Exercise task. Look through the lines below and extract any with the word "Christian".

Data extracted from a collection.
-=-=-

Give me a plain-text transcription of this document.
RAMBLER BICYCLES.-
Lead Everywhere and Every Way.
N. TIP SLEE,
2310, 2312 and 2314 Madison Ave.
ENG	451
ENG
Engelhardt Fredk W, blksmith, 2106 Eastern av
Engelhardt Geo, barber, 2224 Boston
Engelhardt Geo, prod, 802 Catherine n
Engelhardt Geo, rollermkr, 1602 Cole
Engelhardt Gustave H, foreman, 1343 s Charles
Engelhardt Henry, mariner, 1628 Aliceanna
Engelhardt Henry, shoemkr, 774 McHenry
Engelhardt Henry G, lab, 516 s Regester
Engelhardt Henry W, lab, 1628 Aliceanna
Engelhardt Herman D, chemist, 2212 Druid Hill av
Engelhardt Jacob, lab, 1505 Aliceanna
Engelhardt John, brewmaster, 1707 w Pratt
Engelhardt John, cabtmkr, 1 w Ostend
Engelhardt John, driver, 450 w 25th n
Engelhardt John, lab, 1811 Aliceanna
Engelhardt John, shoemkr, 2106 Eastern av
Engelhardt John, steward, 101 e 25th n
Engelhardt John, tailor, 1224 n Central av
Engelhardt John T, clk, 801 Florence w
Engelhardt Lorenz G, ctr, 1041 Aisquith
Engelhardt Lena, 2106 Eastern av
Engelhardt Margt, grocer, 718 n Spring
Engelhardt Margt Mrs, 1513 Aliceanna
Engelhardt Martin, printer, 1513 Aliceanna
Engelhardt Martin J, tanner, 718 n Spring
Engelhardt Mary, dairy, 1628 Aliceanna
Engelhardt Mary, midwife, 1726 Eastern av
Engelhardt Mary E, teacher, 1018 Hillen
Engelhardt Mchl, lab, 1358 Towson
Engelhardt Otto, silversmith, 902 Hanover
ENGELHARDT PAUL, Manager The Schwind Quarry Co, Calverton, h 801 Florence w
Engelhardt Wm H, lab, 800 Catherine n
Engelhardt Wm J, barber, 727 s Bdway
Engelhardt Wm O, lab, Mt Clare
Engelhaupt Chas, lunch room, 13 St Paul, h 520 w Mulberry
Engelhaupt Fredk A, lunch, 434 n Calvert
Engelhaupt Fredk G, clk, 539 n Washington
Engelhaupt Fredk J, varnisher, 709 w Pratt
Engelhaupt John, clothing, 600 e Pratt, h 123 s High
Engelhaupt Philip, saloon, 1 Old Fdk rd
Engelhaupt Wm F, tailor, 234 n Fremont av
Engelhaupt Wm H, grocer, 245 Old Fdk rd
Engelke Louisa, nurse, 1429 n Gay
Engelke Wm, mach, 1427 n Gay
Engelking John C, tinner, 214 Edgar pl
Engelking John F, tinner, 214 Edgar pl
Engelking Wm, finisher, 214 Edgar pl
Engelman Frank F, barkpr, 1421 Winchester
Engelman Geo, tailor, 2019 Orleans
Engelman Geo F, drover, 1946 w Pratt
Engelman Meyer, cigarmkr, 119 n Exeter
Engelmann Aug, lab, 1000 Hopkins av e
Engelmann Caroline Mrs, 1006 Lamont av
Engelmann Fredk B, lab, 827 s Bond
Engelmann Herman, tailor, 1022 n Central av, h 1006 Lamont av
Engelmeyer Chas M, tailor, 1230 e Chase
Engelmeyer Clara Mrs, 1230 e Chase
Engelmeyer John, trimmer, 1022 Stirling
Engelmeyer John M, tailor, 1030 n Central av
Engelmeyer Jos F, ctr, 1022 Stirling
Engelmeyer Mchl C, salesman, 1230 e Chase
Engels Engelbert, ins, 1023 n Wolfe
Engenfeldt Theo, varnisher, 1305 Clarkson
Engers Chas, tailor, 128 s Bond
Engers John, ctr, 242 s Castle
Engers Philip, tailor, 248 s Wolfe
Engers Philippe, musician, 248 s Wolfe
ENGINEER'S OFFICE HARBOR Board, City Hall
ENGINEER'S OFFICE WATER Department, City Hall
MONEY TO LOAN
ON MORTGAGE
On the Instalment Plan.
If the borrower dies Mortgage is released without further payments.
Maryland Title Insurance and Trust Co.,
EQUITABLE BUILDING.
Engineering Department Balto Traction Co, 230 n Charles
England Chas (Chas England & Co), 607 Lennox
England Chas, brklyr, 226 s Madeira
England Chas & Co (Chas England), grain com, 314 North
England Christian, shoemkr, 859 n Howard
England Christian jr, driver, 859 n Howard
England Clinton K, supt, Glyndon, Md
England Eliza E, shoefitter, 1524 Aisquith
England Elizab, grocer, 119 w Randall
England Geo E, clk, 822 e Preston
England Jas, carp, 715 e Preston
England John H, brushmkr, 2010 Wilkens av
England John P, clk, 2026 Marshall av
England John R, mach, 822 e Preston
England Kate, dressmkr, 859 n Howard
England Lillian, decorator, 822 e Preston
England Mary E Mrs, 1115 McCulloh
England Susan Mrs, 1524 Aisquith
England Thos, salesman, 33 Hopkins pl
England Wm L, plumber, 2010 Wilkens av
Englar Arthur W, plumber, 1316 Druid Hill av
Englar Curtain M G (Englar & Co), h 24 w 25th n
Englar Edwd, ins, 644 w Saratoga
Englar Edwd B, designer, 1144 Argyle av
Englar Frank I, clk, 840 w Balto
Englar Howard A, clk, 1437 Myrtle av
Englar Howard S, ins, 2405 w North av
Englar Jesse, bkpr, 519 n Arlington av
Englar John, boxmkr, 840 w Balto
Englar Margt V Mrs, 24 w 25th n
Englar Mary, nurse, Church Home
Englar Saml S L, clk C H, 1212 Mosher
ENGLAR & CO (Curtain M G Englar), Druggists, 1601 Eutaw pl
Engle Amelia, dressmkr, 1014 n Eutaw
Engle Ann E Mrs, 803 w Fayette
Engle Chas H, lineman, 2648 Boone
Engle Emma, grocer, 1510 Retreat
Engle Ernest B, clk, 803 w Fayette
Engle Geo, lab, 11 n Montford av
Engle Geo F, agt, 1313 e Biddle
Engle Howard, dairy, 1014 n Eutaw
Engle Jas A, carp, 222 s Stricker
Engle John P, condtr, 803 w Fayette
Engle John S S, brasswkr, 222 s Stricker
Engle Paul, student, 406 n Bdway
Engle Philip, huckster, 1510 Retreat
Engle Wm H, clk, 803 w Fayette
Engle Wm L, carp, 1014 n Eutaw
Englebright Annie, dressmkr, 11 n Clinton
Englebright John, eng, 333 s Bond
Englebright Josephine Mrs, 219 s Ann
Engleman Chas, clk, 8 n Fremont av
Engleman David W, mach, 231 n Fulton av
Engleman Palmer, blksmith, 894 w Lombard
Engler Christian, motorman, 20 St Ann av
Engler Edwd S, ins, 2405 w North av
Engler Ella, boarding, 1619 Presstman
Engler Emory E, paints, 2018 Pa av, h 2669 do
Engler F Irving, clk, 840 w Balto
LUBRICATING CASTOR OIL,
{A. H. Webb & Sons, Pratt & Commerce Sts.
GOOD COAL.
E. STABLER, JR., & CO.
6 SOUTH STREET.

-=-=-

Task solution.
England Christian, shoemkr, 859 n Howard
England Christian jr, driver, 859 n Howard
Engler Christian, motorman, 20 St Ann av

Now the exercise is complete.